The exercise
Copy every line in the items below that contains the word "core".
+++
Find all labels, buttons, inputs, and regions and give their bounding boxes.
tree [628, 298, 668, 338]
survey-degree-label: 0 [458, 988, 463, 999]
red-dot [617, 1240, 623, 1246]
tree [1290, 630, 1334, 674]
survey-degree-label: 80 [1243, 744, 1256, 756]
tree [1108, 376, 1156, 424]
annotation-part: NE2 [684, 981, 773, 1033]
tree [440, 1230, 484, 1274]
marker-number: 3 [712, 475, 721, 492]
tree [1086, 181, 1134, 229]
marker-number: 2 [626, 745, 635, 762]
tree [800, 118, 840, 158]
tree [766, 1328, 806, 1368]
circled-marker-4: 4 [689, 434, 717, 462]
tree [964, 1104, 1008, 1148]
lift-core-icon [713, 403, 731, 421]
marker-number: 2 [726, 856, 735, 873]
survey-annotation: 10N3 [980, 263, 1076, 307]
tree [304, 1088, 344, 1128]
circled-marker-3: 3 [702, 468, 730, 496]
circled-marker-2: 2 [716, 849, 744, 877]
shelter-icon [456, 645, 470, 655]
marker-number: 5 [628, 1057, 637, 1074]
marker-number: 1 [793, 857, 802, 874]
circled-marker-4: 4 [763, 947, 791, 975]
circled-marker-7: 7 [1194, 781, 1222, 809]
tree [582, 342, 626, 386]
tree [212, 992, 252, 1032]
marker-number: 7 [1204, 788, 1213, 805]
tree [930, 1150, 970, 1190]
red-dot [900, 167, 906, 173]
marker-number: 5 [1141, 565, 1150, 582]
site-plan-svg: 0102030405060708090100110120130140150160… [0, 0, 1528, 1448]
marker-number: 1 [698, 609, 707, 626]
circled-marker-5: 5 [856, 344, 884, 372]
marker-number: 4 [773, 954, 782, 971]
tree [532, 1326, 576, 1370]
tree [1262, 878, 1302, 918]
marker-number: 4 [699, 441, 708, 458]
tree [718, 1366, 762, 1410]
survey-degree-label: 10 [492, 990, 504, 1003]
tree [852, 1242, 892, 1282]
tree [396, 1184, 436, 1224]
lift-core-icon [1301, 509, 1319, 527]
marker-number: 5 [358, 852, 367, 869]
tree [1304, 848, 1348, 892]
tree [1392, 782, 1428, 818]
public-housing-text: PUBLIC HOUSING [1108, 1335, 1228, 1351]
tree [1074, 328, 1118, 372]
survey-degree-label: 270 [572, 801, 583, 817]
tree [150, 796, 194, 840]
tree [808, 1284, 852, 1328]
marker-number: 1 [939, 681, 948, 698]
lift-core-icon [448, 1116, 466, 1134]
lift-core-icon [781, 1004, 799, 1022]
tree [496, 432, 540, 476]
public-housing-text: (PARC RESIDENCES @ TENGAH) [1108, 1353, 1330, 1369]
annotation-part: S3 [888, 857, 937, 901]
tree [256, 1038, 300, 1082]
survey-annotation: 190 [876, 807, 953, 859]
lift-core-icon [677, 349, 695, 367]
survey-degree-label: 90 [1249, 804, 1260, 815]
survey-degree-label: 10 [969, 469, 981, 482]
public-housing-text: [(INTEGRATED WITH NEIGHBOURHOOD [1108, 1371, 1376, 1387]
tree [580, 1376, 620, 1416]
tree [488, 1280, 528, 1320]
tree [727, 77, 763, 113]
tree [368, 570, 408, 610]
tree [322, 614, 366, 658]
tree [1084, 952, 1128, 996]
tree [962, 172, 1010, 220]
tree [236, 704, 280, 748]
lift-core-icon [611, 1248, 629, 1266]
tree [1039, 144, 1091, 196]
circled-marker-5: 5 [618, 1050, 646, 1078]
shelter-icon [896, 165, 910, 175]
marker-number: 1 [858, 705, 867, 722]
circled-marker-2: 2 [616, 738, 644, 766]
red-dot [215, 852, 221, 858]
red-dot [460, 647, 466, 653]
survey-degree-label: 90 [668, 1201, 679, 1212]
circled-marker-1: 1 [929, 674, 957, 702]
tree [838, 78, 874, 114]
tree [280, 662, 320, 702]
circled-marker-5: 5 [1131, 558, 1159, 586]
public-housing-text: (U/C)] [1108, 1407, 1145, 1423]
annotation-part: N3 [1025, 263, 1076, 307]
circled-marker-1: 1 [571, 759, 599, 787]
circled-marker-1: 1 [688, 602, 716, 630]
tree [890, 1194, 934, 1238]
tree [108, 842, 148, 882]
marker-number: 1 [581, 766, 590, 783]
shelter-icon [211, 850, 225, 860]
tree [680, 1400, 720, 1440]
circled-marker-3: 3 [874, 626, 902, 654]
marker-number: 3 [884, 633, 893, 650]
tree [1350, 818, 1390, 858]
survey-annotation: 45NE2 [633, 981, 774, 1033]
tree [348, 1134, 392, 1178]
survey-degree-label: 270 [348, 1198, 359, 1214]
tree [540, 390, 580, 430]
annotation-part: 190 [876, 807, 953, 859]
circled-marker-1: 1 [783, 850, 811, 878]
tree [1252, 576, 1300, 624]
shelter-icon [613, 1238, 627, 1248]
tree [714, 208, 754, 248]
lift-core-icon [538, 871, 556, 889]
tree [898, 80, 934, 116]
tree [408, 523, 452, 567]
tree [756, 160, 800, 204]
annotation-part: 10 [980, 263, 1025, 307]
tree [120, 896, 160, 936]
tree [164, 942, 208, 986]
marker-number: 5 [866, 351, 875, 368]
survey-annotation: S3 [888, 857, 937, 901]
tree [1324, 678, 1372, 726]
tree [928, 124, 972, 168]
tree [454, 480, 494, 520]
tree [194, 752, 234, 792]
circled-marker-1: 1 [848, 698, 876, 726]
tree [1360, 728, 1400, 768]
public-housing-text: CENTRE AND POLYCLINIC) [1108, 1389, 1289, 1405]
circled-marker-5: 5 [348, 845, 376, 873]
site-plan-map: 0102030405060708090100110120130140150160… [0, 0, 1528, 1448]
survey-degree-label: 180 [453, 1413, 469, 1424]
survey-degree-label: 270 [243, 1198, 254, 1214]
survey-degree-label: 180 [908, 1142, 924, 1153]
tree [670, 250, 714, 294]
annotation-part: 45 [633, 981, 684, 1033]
+++
Exercise answer
lift-core-icon [713, 403, 731, 421]
lift-core-icon [1301, 509, 1319, 527]
lift-core-icon [448, 1116, 466, 1134]
lift-core-icon [781, 1004, 799, 1022]
lift-core-icon [677, 349, 695, 367]
lift-core-icon [611, 1248, 629, 1266]
lift-core-icon [538, 871, 556, 889]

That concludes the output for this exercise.